Items listed in a dataset:
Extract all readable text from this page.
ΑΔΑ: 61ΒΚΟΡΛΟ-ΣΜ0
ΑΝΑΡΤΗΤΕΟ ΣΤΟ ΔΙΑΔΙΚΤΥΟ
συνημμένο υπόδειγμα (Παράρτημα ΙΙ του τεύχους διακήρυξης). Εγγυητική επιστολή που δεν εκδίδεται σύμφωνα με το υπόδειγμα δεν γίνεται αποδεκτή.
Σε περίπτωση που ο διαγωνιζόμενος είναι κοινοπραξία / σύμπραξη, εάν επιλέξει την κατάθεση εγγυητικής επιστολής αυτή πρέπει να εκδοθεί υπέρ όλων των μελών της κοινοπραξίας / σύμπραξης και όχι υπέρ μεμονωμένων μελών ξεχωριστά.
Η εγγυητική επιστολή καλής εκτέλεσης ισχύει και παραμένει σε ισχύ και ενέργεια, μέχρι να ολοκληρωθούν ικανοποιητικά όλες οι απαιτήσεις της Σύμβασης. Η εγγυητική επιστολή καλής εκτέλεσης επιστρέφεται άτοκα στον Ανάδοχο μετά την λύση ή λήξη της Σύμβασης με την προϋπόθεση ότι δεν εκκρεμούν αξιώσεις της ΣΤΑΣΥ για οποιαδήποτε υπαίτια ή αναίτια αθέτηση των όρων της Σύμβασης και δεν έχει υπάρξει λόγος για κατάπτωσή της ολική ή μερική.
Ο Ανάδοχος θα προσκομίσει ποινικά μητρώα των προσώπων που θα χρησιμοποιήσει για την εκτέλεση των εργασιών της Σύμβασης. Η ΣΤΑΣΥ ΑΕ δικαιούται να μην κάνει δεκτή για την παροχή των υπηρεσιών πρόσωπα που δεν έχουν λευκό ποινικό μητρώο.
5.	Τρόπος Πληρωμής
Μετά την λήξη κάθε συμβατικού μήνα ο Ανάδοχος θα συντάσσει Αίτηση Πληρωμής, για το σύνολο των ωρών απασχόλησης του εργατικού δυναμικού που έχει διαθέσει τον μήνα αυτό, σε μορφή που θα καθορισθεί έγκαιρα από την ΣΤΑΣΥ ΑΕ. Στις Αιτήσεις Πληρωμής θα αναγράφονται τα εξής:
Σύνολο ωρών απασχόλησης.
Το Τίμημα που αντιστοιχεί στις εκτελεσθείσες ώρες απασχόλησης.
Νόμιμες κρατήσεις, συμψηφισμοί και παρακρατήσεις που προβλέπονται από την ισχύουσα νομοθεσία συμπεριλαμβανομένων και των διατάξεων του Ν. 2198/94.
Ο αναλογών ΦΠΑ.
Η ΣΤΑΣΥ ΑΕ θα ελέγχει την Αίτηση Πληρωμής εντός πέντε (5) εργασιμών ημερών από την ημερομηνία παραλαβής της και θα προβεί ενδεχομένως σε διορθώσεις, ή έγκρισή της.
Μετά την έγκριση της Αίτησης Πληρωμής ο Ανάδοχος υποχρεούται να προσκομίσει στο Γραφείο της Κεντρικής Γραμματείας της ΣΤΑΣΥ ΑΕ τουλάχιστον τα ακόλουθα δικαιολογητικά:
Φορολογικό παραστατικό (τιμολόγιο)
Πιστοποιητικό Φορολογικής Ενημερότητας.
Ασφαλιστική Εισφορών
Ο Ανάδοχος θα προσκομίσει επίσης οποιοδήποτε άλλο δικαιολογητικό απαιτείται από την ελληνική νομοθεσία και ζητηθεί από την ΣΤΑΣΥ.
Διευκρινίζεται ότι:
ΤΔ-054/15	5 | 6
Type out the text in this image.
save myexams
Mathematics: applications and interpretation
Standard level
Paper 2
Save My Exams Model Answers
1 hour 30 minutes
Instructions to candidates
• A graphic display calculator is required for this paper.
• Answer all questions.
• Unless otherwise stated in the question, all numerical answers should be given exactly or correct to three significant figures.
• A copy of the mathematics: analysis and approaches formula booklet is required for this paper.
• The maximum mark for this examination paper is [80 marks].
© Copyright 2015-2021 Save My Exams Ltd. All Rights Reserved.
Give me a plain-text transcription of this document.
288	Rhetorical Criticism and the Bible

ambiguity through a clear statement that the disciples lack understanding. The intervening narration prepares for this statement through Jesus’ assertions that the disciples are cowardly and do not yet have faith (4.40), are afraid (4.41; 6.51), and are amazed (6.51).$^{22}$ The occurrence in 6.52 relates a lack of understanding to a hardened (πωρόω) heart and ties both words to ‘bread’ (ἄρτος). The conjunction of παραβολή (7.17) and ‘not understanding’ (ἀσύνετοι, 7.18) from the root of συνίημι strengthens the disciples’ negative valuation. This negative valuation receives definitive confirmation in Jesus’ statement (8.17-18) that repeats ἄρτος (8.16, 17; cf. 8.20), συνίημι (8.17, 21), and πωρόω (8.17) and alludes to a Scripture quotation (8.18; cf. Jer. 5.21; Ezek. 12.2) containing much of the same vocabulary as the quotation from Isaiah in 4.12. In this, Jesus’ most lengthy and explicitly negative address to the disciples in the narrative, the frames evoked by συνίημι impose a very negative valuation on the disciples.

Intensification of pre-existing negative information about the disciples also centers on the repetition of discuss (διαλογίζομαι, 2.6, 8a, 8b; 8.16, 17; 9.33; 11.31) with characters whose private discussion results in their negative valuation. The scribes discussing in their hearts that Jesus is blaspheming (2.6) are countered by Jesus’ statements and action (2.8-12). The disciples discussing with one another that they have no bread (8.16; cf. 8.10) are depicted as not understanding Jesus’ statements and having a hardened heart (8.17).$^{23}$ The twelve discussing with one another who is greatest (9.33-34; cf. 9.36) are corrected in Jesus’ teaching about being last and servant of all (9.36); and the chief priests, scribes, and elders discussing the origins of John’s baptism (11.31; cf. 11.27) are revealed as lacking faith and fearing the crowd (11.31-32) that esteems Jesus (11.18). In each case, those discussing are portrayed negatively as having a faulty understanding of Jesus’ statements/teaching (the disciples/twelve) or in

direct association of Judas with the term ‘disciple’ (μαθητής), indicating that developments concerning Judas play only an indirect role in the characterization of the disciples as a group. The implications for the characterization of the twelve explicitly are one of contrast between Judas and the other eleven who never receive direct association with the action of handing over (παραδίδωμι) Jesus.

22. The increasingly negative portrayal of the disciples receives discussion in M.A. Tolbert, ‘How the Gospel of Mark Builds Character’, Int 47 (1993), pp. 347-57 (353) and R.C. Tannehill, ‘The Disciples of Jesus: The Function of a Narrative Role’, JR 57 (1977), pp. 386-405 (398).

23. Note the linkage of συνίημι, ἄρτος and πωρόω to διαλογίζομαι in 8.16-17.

## Problem description
Restate each entry exactly, skipping none.

## Result for this task
Extract all readable text from this page.
ΑΔΑ: 61ΒΚΟΡΛΟ-ΣΜ0
ΑΝΑΡΤΗΤΕΟ ΣΤΟ ΔΙΑΔΙΚΤΥΟ
συνημμένο υπόδειγμα (Παράρτημα ΙΙ του τεύχους διακήρυξης). Εγγυητική επιστολή που δεν εκδίδεται σύμφωνα με το υπόδειγμα δεν γίνεται αποδεκτή.
Σε περίπτωση που ο διαγωνιζόμενος είναι κοινοπραξία / σύμπραξη, εάν επιλέξει την κατάθεση εγγυητικής επιστολής αυτή πρέπει να εκδοθεί υπέρ όλων των μελών της κοινοπραξίας / σύμπραξης και όχι υπέρ μεμονωμένων μελών ξεχωριστά.
Η εγγυητική επιστολή καλής εκτέλεσης ισχύει και παραμένει σε ισχύ και ενέργεια, μέχρι να ολοκληρωθούν ικανοποιητικά όλες οι απαιτήσεις της Σύμβασης. Η εγγυητική επιστολή καλής εκτέλεσης επιστρέφεται άτοκα στον Ανάδοχο μετά την λύση ή λήξη της Σύμβασης με την προϋπόθεση ότι δεν εκκρεμούν αξιώσεις της ΣΤΑΣΥ για οποιαδήποτε υπαίτια ή αναίτια αθέτηση των όρων της Σύμβασης και δεν έχει υπάρξει λόγος για κατάπτωσή της ολική ή μερική.
Ο Ανάδοχος θα προσκομίσει ποινικά μητρώα των προσώπων που θα χρησιμοποιήσει για την εκτέλεση των εργασιών της Σύμβασης. Η ΣΤΑΣΥ ΑΕ δικαιούται να μην κάνει δεκτή για την παροχή των υπηρεσιών πρόσωπα που δεν έχουν λευκό ποινικό μητρώο.
5.	Τρόπος Πληρωμής
Μετά την λήξη κάθε συμβατικού μήνα ο Ανάδοχος θα συντάσσει Αίτηση Πληρωμής, για το σύνολο των ωρών απασχόλησης του εργατικού δυναμικού που έχει διαθέσει τον μήνα αυτό, σε μορφή που θα καθορισθεί έγκαιρα από την ΣΤΑΣΥ ΑΕ. Στις Αιτήσεις Πληρωμής θα αναγράφονται τα εξής:
Σύνολο ωρών απασχόλησης.
Το Τίμημα που αντιστοιχεί στις εκτελεσθείσες ώρες απασχόλησης.
Νόμιμες κρατήσεις, συμψηφισμοί και παρακρατήσεις που προβλέπονται από την ισχύουσα νομοθεσία συμπεριλαμβανομένων και των διατάξεων του Ν. 2198/94.
Ο αναλογών ΦΠΑ.
Η ΣΤΑΣΥ ΑΕ θα ελέγχει την Αίτηση Πληρωμής εντός πέντε (5) εργασιμών ημερών από την ημερομηνία παραλαβής της και θα προβεί ενδεχομένως σε διορθώσεις, ή έγκρισή της.
Μετά την έγκριση της Αίτησης Πληρωμής ο Ανάδοχος υποχρεούται να προσκομίσει στο Γραφείο της Κεντρικής Γραμματείας της ΣΤΑΣΥ ΑΕ τουλάχιστον τα ακόλουθα δικαιολογητικά:
Φορολογικό παραστατικό (τιμολόγιο)
Πιστοποιητικό Φορολογικής Ενημερότητας.
Ασφαλιστική Εισφορών
Ο Ανάδοχος θα προσκομίσει επίσης οποιοδήποτε άλλο δικαιολογητικό απαιτείται από την ελληνική νομοθεσία και ζητηθεί από την ΣΤΑΣΥ.
Διευκρινίζεται ότι:
ΤΔ-054/15	5 | 6
Type out the text in this image.
save myexams
Mathematics: applications and interpretation
Standard level
Paper 2
Save My Exams Model Answers
1 hour 30 minutes
Instructions to candidates
• A graphic display calculator is required for this paper.
• Answer all questions.
• Unless otherwise stated in the question, all numerical answers should be given exactly or correct to three significant figures.
• A copy of the mathematics: analysis and approaches formula booklet is required for this paper.
• The maximum mark for this examination paper is [80 marks].
© Copyright 2015-2021 Save My Exams Ltd. All Rights Reserved.
Give me a plain-text transcription of this document.
288	Rhetorical Criticism and the Bible

ambiguity through a clear statement that the disciples lack understanding. The intervening narration prepares for this statement through Jesus’ assertions that the disciples are cowardly and do not yet have faith (4.40), are afraid (4.41; 6.51), and are amazed (6.51).$^{22}$ The occurrence in 6.52 relates a lack of understanding to a hardened (πωρόω) heart and ties both words to ‘bread’ (ἄρτος). The conjunction of παραβολή (7.17) and ‘not understanding’ (ἀσύνετοι, 7.18) from the root of συνίημι strengthens the disciples’ negative valuation. This negative valuation receives definitive confirmation in Jesus’ statement (8.17-18) that repeats ἄρτος (8.16, 17; cf. 8.20), συνίημι (8.17, 21), and πωρόω (8.17) and alludes to a Scripture quotation (8.18; cf. Jer. 5.21; Ezek. 12.2) containing much of the same vocabulary as the quotation from Isaiah in 4.12. In this, Jesus’ most lengthy and explicitly negative address to the disciples in the narrative, the frames evoked by συνίημι impose a very negative valuation on the disciples.

Intensification of pre-existing negative information about the disciples also centers on the repetition of discuss (διαλογίζομαι, 2.6, 8a, 8b; 8.16, 17; 9.33; 11.31) with characters whose private discussion results in their negative valuation. The scribes discussing in their hearts that Jesus is blaspheming (2.6) are countered by Jesus’ statements and action (2.8-12). The disciples discussing with one another that they have no bread (8.16; cf. 8.10) are depicted as not understanding Jesus’ statements and having a hardened heart (8.17).$^{23}$ The twelve discussing with one another who is greatest (9.33-34; cf. 9.36) are corrected in Jesus’ teaching about being last and servant of all (9.36); and the chief priests, scribes, and elders discussing the origins of John’s baptism (11.31; cf. 11.27) are revealed as lacking faith and fearing the crowd (11.31-32) that esteems Jesus (11.18). In each case, those discussing are portrayed negatively as having a faulty understanding of Jesus’ statements/teaching (the disciples/twelve) or in

direct association of Judas with the term ‘disciple’ (μαθητής), indicating that developments concerning Judas play only an indirect role in the characterization of the disciples as a group. The implications for the characterization of the twelve explicitly are one of contrast between Judas and the other eleven who never receive direct association with the action of handing over (παραδίδωμι) Jesus.

22. The increasingly negative portrayal of the disciples receives discussion in M.A. Tolbert, ‘How the Gospel of Mark Builds Character’, Int 47 (1993), pp. 347-57 (353) and R.C. Tannehill, ‘The Disciples of Jesus: The Function of a Narrative Role’, JR 57 (1977), pp. 386-405 (398).

23. Note the linkage of συνίημι, ἄρτος and πωρόω to διαλογίζομαι in 8.16-17.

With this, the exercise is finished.